*Dataset content:*

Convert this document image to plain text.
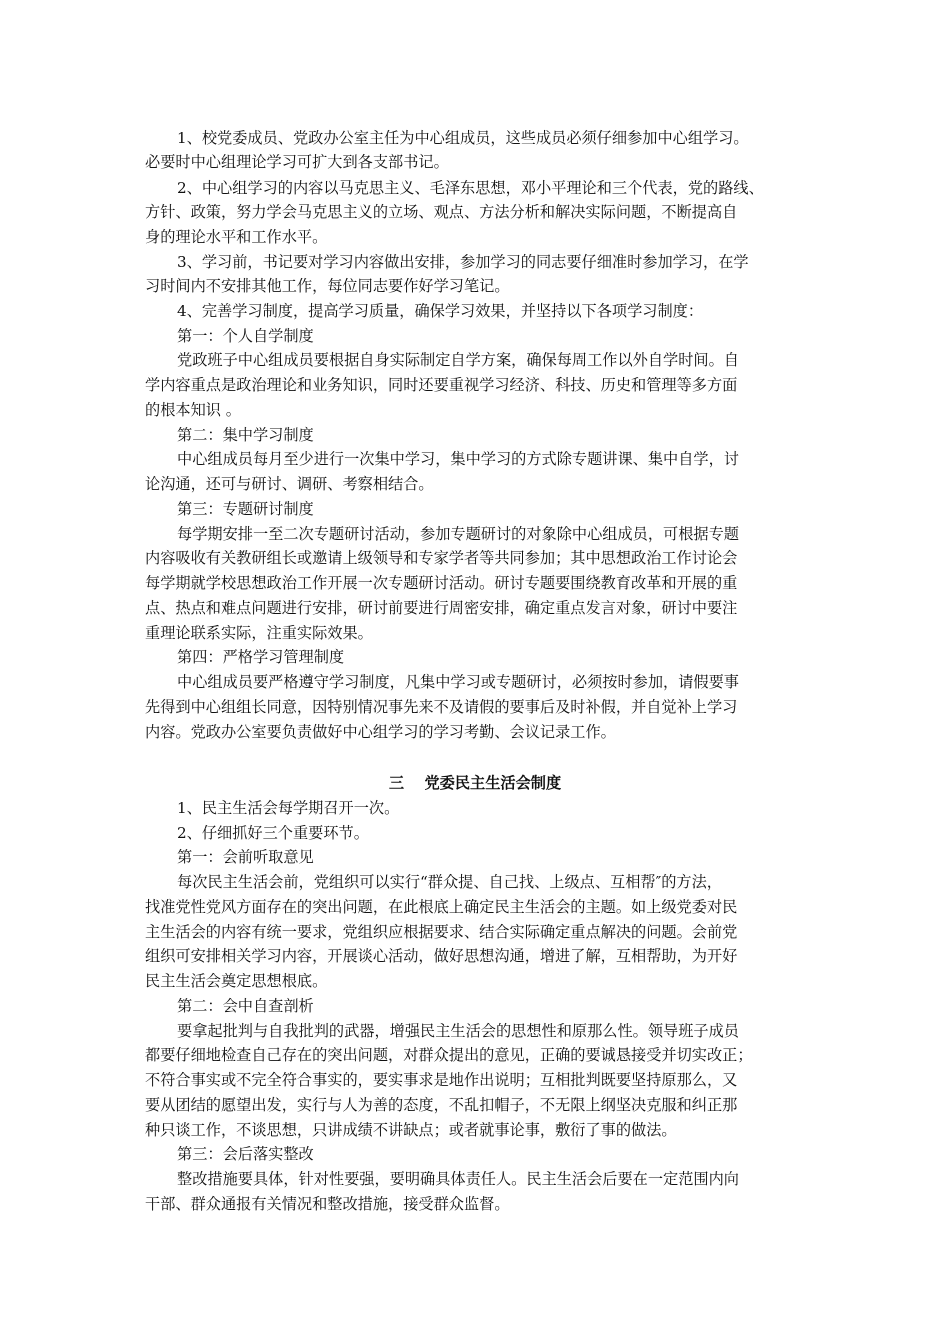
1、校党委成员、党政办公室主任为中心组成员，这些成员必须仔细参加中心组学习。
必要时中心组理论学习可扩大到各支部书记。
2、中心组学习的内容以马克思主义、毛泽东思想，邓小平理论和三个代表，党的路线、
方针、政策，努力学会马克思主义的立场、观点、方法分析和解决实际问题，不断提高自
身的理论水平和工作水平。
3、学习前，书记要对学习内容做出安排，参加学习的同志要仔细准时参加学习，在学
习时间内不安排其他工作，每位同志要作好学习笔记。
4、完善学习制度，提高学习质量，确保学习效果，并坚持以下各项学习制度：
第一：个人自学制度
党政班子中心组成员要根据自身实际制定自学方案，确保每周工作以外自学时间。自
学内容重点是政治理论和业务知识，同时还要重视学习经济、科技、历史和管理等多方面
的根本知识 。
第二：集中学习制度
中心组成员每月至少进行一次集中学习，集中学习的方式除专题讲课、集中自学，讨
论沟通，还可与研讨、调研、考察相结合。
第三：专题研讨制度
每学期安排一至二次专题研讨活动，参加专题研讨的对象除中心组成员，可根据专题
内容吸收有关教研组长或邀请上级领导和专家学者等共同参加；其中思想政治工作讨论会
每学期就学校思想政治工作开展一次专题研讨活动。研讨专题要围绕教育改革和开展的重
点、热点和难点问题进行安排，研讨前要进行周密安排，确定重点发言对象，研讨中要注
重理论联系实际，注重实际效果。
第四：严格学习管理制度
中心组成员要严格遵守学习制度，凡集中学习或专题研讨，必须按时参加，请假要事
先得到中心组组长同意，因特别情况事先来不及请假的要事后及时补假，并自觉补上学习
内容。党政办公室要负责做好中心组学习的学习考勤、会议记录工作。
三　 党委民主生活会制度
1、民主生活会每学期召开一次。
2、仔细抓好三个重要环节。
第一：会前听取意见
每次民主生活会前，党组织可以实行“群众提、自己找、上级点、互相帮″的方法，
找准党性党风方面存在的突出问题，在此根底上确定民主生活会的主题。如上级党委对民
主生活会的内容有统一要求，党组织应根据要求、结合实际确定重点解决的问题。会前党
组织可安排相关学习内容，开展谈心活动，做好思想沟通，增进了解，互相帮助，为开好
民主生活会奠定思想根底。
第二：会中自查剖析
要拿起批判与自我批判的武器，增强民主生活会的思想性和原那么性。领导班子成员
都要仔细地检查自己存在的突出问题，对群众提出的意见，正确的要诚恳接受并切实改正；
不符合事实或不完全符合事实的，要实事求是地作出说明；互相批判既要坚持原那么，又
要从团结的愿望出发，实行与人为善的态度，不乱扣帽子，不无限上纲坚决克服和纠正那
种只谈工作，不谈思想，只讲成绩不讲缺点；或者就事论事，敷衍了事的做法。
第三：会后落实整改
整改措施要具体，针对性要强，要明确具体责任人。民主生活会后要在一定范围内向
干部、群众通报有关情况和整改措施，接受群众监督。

*Work instructions:* The records above must be printed exactly; the pictures stay out.

*Written reply:*
Convert this document image to plain text.
1、校党委成员、党政办公室主任为中心组成员，这些成员必须仔细参加中心组学习。
必要时中心组理论学习可扩大到各支部书记。
2、中心组学习的内容以马克思主义、毛泽东思想，邓小平理论和三个代表，党的路线、
方针、政策，努力学会马克思主义的立场、观点、方法分析和解决实际问题，不断提高自
身的理论水平和工作水平。
3、学习前，书记要对学习内容做出安排，参加学习的同志要仔细准时参加学习，在学
习时间内不安排其他工作，每位同志要作好学习笔记。
4、完善学习制度，提高学习质量，确保学习效果，并坚持以下各项学习制度：
第一：个人自学制度
党政班子中心组成员要根据自身实际制定自学方案，确保每周工作以外自学时间。自
学内容重点是政治理论和业务知识，同时还要重视学习经济、科技、历史和管理等多方面
的根本知识 。
第二：集中学习制度
中心组成员每月至少进行一次集中学习，集中学习的方式除专题讲课、集中自学，讨
论沟通，还可与研讨、调研、考察相结合。
第三：专题研讨制度
每学期安排一至二次专题研讨活动，参加专题研讨的对象除中心组成员，可根据专题
内容吸收有关教研组长或邀请上级领导和专家学者等共同参加；其中思想政治工作讨论会
每学期就学校思想政治工作开展一次专题研讨活动。研讨专题要围绕教育改革和开展的重
点、热点和难点问题进行安排，研讨前要进行周密安排，确定重点发言对象，研讨中要注
重理论联系实际，注重实际效果。
第四：严格学习管理制度
中心组成员要严格遵守学习制度，凡集中学习或专题研讨，必须按时参加，请假要事
先得到中心组组长同意，因特别情况事先来不及请假的要事后及时补假，并自觉补上学习
内容。党政办公室要负责做好中心组学习的学习考勤、会议记录工作。
三　 党委民主生活会制度
1、民主生活会每学期召开一次。
2、仔细抓好三个重要环节。
第一：会前听取意见
每次民主生活会前，党组织可以实行“群众提、自己找、上级点、互相帮″的方法，
找准党性党风方面存在的突出问题，在此根底上确定民主生活会的主题。如上级党委对民
主生活会的内容有统一要求，党组织应根据要求、结合实际确定重点解决的问题。会前党
组织可安排相关学习内容，开展谈心活动，做好思想沟通，增进了解，互相帮助，为开好
民主生活会奠定思想根底。
第二：会中自查剖析
要拿起批判与自我批判的武器，增强民主生活会的思想性和原那么性。领导班子成员
都要仔细地检查自己存在的突出问题，对群众提出的意见，正确的要诚恳接受并切实改正；
不符合事实或不完全符合事实的，要实事求是地作出说明；互相批判既要坚持原那么，又
要从团结的愿望出发，实行与人为善的态度，不乱扣帽子，不无限上纲坚决克服和纠正那
种只谈工作，不谈思想，只讲成绩不讲缺点；或者就事论事，敷衍了事的做法。
第三：会后落实整改
整改措施要具体，针对性要强，要明确具体责任人。民主生活会后要在一定范围内向
干部、群众通报有关情况和整改措施，接受群众监督。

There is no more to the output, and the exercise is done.